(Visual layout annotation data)
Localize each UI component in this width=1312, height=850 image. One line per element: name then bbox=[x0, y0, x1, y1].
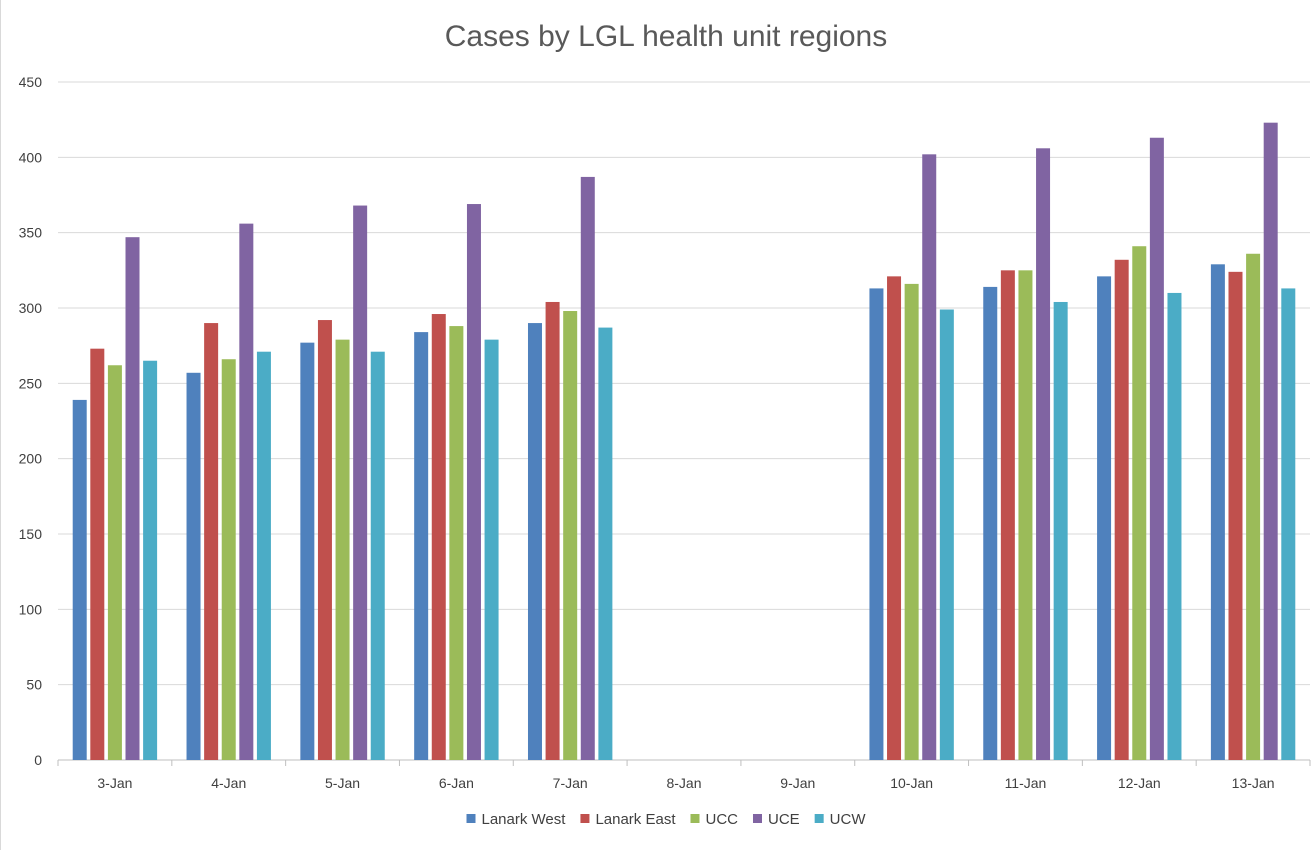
bar-ucw-12-jan bbox=[1167, 292, 1182, 760]
bar-uce-7-jan bbox=[580, 176, 595, 761]
bar-lanark-east-3-jan bbox=[90, 348, 105, 760]
x-tick-label: 5-Jan bbox=[325, 775, 360, 791]
bar-ucw-5-jan bbox=[370, 351, 385, 760]
y-tick-label: 200 bbox=[19, 451, 43, 467]
chart-title: Cases by LGL health unit regions bbox=[445, 20, 888, 53]
y-tick-label: 350 bbox=[19, 225, 43, 241]
x-tick-label: 10-Jan bbox=[890, 775, 933, 791]
bar-uce-5-jan bbox=[353, 205, 368, 761]
bar-ucc-13-jan bbox=[1246, 253, 1261, 760]
bar-lanark-west-5-jan bbox=[300, 342, 315, 760]
legend-swatch-lanark-east bbox=[580, 814, 590, 823]
bar-uce-12-jan bbox=[1149, 137, 1164, 760]
bar-ucw-6-jan bbox=[484, 339, 499, 760]
legend-swatch-lanark-west bbox=[466, 814, 476, 823]
bar-ucc-7-jan bbox=[563, 311, 578, 760]
bar-ucw-4-jan bbox=[256, 351, 271, 760]
bar-lanark-west-13-jan bbox=[1210, 264, 1225, 760]
bar-lanark-west-12-jan bbox=[1097, 276, 1112, 760]
x-tick-label: 3-Jan bbox=[97, 775, 132, 791]
x-tick-label: 12-Jan bbox=[1118, 775, 1161, 791]
bar-lanark-east-5-jan bbox=[317, 320, 332, 760]
bar-ucc-5-jan bbox=[335, 339, 350, 760]
x-axis-tick-labels: 3-Jan 4-Jan 5-Jan 6-Jan 7-Jan 8-Jan 9-Jan 10-Ja… bbox=[97, 775, 1274, 791]
bar-lanark-east-4-jan bbox=[204, 323, 219, 760]
y-tick-label: 250 bbox=[19, 375, 43, 391]
bar-uce-3-jan bbox=[125, 237, 140, 761]
bar-ucc-3-jan bbox=[107, 365, 122, 760]
bar-lanark-west-11-jan bbox=[983, 286, 998, 760]
bar-lanark-west-6-jan bbox=[414, 332, 429, 760]
bar-lanark-east-6-jan bbox=[431, 314, 446, 760]
x-tick-label: 11-Jan bbox=[1005, 775, 1047, 791]
bar-ucc-12-jan bbox=[1132, 246, 1147, 760]
bar-lanark-east-11-jan bbox=[1000, 270, 1015, 760]
legend-label: Lanark East bbox=[595, 811, 676, 828]
legend-label: UCC bbox=[705, 811, 738, 828]
legend-swatch-ucc bbox=[690, 814, 700, 823]
bar-lanark-west-4-jan bbox=[186, 372, 201, 760]
legend-label: UCE bbox=[768, 811, 800, 828]
legend-label: Lanark West bbox=[482, 811, 567, 828]
x-tick-label: 13-Jan bbox=[1232, 775, 1275, 791]
legend-swatch-uce bbox=[752, 814, 762, 823]
bar-ucc-10-jan bbox=[904, 283, 919, 760]
bar-uce-4-jan bbox=[239, 223, 254, 761]
legend-swatch-ucw bbox=[814, 814, 824, 823]
bar-lanark-east-12-jan bbox=[1114, 259, 1129, 760]
y-tick-label: 50 bbox=[26, 677, 42, 693]
bar-lanark-west-3-jan bbox=[72, 399, 87, 760]
bar-uce-13-jan bbox=[1263, 122, 1278, 761]
bar-ucw-10-jan bbox=[939, 309, 954, 760]
x-tick-label: 4-Jan bbox=[211, 775, 246, 791]
x-tick-label: 7-Jan bbox=[553, 775, 588, 791]
bar-uce-11-jan bbox=[1036, 148, 1051, 760]
y-tick-label: 0 bbox=[34, 752, 42, 768]
bars bbox=[72, 122, 1296, 761]
bar-ucw-7-jan bbox=[598, 327, 613, 760]
legend-label: UCW bbox=[830, 811, 867, 828]
bar-ucw-11-jan bbox=[1053, 301, 1068, 760]
y-tick-label: 450 bbox=[19, 74, 43, 90]
bar-uce-6-jan bbox=[466, 204, 481, 761]
y-tick-label: 100 bbox=[19, 601, 43, 617]
bar-ucw-13-jan bbox=[1281, 288, 1296, 760]
legend: Lanark West Lanark East UCC UCE UCW bbox=[466, 811, 867, 828]
bar-lanark-east-7-jan bbox=[545, 301, 560, 760]
x-tick-label: 9-Jan bbox=[780, 775, 815, 791]
y-tick-label: 150 bbox=[19, 526, 43, 542]
bar-lanark-west-7-jan bbox=[527, 323, 542, 760]
bar-lanark-east-10-jan bbox=[887, 276, 902, 760]
x-tick-label: 6-Jan bbox=[439, 775, 474, 791]
bar-lanark-east-13-jan bbox=[1228, 271, 1243, 760]
bar-uce-10-jan bbox=[922, 154, 937, 760]
bar-ucc-4-jan bbox=[221, 359, 236, 760]
window-left-edge bbox=[0, 0, 1, 850]
bar-ucc-11-jan bbox=[1018, 270, 1033, 760]
y-tick-label: 300 bbox=[19, 300, 43, 316]
y-tick-label: 400 bbox=[19, 149, 43, 165]
bar-ucc-6-jan bbox=[449, 326, 464, 760]
bar-lanark-west-10-jan bbox=[869, 288, 884, 760]
bar-ucw-3-jan bbox=[143, 360, 158, 760]
y-axis-tick-labels: 0 50 100 150 200 250 300 350 400 450 bbox=[19, 74, 43, 768]
x-tick-label: 8-Jan bbox=[666, 775, 701, 791]
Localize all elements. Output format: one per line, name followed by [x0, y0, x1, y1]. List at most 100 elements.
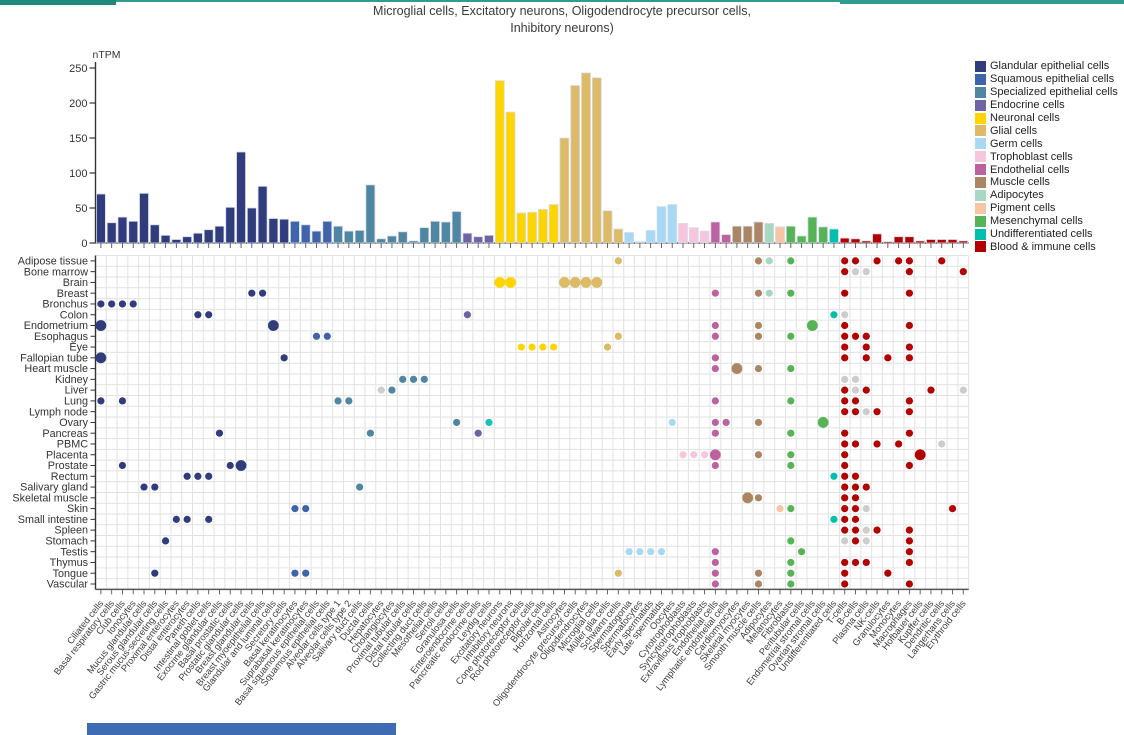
- expression-dot[interactable]: [841, 515, 849, 523]
- bar[interactable]: [440, 221, 451, 244]
- expression-dot[interactable]: [905, 580, 913, 588]
- expression-dot[interactable]: [862, 408, 870, 416]
- bar[interactable]: [516, 212, 527, 244]
- expression-dot[interactable]: [323, 332, 331, 340]
- expression-dot[interactable]: [647, 548, 655, 556]
- expression-dot[interactable]: [873, 257, 881, 265]
- expression-dot[interactable]: [851, 386, 860, 394]
- expression-dot[interactable]: [959, 268, 967, 276]
- expression-dot[interactable]: [851, 483, 860, 491]
- expression-dot[interactable]: [817, 417, 829, 428]
- expression-dot[interactable]: [905, 268, 913, 276]
- bar[interactable]: [408, 240, 419, 244]
- bar[interactable]: [710, 221, 721, 244]
- bar[interactable]: [376, 238, 387, 244]
- bar[interactable]: [117, 216, 128, 244]
- expression-dot[interactable]: [841, 354, 849, 362]
- bar[interactable]: [354, 229, 365, 244]
- bar[interactable]: [581, 72, 591, 244]
- bar[interactable]: [807, 216, 818, 244]
- expression-dot[interactable]: [235, 460, 247, 471]
- expression-dot[interactable]: [194, 472, 202, 480]
- expression-dot[interactable]: [453, 418, 461, 427]
- expression-dot[interactable]: [862, 504, 870, 513]
- expression-dot[interactable]: [711, 354, 719, 362]
- expression-dot[interactable]: [118, 397, 127, 405]
- expression-dot[interactable]: [862, 354, 870, 362]
- expression-dot[interactable]: [709, 449, 721, 461]
- expression-dot[interactable]: [356, 483, 364, 491]
- expression-dot[interactable]: [151, 569, 159, 577]
- expression-dot[interactable]: [841, 289, 849, 297]
- expression-dot[interactable]: [711, 429, 719, 437]
- expression-dot[interactable]: [754, 321, 763, 330]
- bar[interactable]: [742, 225, 753, 244]
- expression-dot[interactable]: [841, 343, 849, 351]
- bar[interactable]: [333, 225, 343, 244]
- bar[interactable]: [236, 151, 246, 244]
- expression-dot[interactable]: [938, 257, 946, 265]
- expression-dot[interactable]: [905, 289, 913, 297]
- expression-dot[interactable]: [905, 548, 913, 556]
- expression-dot[interactable]: [841, 558, 849, 567]
- expression-dot[interactable]: [841, 440, 849, 448]
- expression-dot[interactable]: [754, 494, 763, 502]
- expression-dot[interactable]: [580, 277, 592, 288]
- bar[interactable]: [602, 210, 613, 244]
- bar[interactable]: [882, 241, 893, 244]
- expression-dot[interactable]: [830, 515, 838, 523]
- expression-dot[interactable]: [505, 277, 516, 288]
- bar[interactable]: [591, 77, 602, 244]
- bar[interactable]: [624, 232, 635, 244]
- expression-dot[interactable]: [841, 257, 849, 265]
- expression-dot[interactable]: [754, 418, 763, 427]
- expression-dot[interactable]: [754, 289, 763, 297]
- expression-dot[interactable]: [851, 332, 860, 340]
- expression-dot[interactable]: [841, 429, 849, 437]
- expression-dot[interactable]: [862, 386, 870, 394]
- expression-dot[interactable]: [517, 343, 525, 351]
- expression-dot[interactable]: [161, 537, 170, 545]
- expression-dot[interactable]: [851, 515, 860, 523]
- expression-dot[interactable]: [485, 418, 493, 427]
- bar[interactable]: [688, 227, 699, 244]
- expression-dot[interactable]: [851, 504, 860, 513]
- bar[interactable]: [527, 211, 537, 244]
- expression-dot[interactable]: [895, 257, 903, 265]
- expression-dot[interactable]: [711, 558, 719, 567]
- bar[interactable]: [160, 234, 171, 244]
- bar[interactable]: [268, 218, 279, 244]
- expression-dot[interactable]: [636, 548, 644, 556]
- bar[interactable]: [193, 232, 203, 244]
- expression-dot[interactable]: [291, 569, 299, 577]
- expression-dot[interactable]: [754, 451, 763, 459]
- bar[interactable]: [915, 240, 926, 244]
- expression-dot[interactable]: [873, 408, 881, 416]
- expression-dot[interactable]: [97, 397, 105, 405]
- expression-dot[interactable]: [312, 332, 321, 340]
- expression-dot[interactable]: [797, 548, 806, 556]
- bar[interactable]: [753, 221, 764, 244]
- expression-dot[interactable]: [841, 569, 849, 577]
- bar[interactable]: [419, 227, 430, 244]
- expression-dot[interactable]: [194, 311, 202, 319]
- expression-dot[interactable]: [205, 472, 213, 480]
- expression-dot[interactable]: [754, 364, 763, 373]
- expression-dot[interactable]: [905, 429, 913, 437]
- expression-dot[interactable]: [172, 515, 180, 523]
- bar[interactable]: [505, 111, 516, 244]
- expression-dot[interactable]: [711, 580, 719, 588]
- expression-dot[interactable]: [399, 375, 407, 383]
- bar[interactable]: [634, 241, 645, 244]
- bar[interactable]: [796, 235, 807, 244]
- expression-dot[interactable]: [787, 537, 795, 545]
- expression-dot[interactable]: [787, 504, 795, 513]
- expression-dot[interactable]: [905, 321, 913, 330]
- expression-dot[interactable]: [841, 504, 849, 513]
- expression-dot[interactable]: [851, 408, 860, 416]
- expression-dot[interactable]: [851, 397, 860, 405]
- bar[interactable]: [775, 226, 785, 244]
- expression-dot[interactable]: [841, 386, 849, 394]
- bar[interactable]: [732, 225, 742, 244]
- bar[interactable]: [203, 229, 214, 244]
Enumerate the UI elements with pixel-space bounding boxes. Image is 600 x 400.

### Aim of the task
Reproduce unchanged every line in the records from the one containing "bar-ucw-12-jan bbox=[1167, 292, 1182, 760]" down through the one containing "legend-swatch-lanark-east bbox=[580, 814, 590, 823]", including both of those lines.

### Answer to the exercise
bar-ucw-12-jan bbox=[1167, 292, 1182, 760]
bar-uce-7-jan bbox=[580, 176, 595, 761]
bar-lanark-east-3-jan bbox=[90, 348, 105, 760]
x-tick-label: 5-Jan bbox=[325, 775, 360, 791]
bar-ucw-5-jan bbox=[370, 351, 385, 760]
y-tick-label: 200 bbox=[19, 451, 43, 467]
chart-title: Cases by LGL health unit regions bbox=[445, 20, 888, 53]
y-tick-label: 350 bbox=[19, 225, 43, 241]
x-tick-label: 10-Jan bbox=[890, 775, 933, 791]
bar-uce-5-jan bbox=[353, 205, 368, 761]
bar-ucc-13-jan bbox=[1246, 253, 1261, 760]
bar-lanark-west-5-jan bbox=[300, 342, 315, 760]
legend-swatch-lanark-east bbox=[580, 814, 590, 823]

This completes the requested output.